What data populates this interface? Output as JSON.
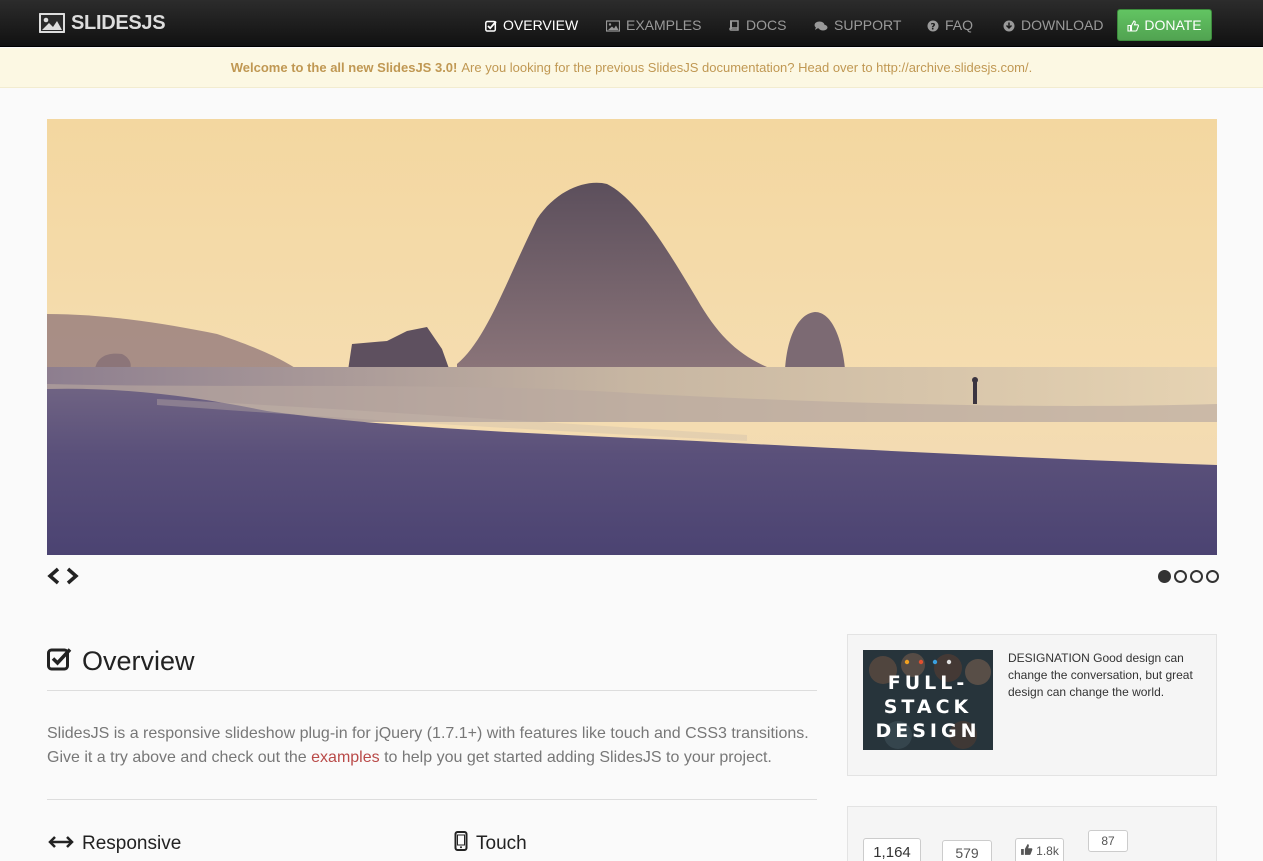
{
  "brand": {
    "name": "SLIDESJS"
  },
  "nav": {
    "items": [
      {
        "label": "OVERVIEW",
        "icon": "check-square-icon",
        "active": true
      },
      {
        "label": "EXAMPLES",
        "icon": "picture-icon"
      },
      {
        "label": "DOCS",
        "icon": "book-icon"
      },
      {
        "label": "SUPPORT",
        "icon": "comments-icon"
      },
      {
        "label": "FAQ",
        "icon": "question-circle-icon"
      },
      {
        "label": "DOWNLOAD",
        "icon": "download-icon"
      }
    ],
    "donate": {
      "label": "DONATE",
      "icon": "thumbs-up-icon",
      "color": "#5bb75b"
    }
  },
  "alert": {
    "strong": "Welcome to the all new SlidesJS 3.0!",
    "text": "Are you looking for the previous SlidesJS documentation? Head over to http://archive.slidesjs.com/."
  },
  "slideshow": {
    "current_slide": 1,
    "total_slides": 4
  },
  "overview": {
    "title": "Overview",
    "text_before": "SlidesJS is a responsive slideshow plug-in for jQuery (1.7.1+) with features like touch and CSS3 transitions. Give it a try above and check out the ",
    "link": "examples",
    "text_after": " to help you get started adding SlidesJS to your project."
  },
  "features": [
    {
      "label": "Responsive",
      "icon": "resize-horizontal-icon"
    },
    {
      "label": "Touch",
      "icon": "mobile-phone-icon"
    }
  ],
  "ad": {
    "image_text": [
      "FULL-",
      "STACK",
      "DESIGN"
    ],
    "copy": "DESIGNATION Good design can change the conversation, but great design can change the world."
  },
  "social": {
    "count_1": "1,164",
    "count_2": "579",
    "likes": "1.8k",
    "comments": "87"
  }
}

-------------------------

What to do:
Which lines hold the word "check"? Show each one.

Written solution:
        "icon": "check-square-icon",
    "text_before": "SlidesJS is a responsive slideshow plug-in for jQuery (1.7.1+) with features like touch and CSS3 transitions. Give it a try above and check out the ",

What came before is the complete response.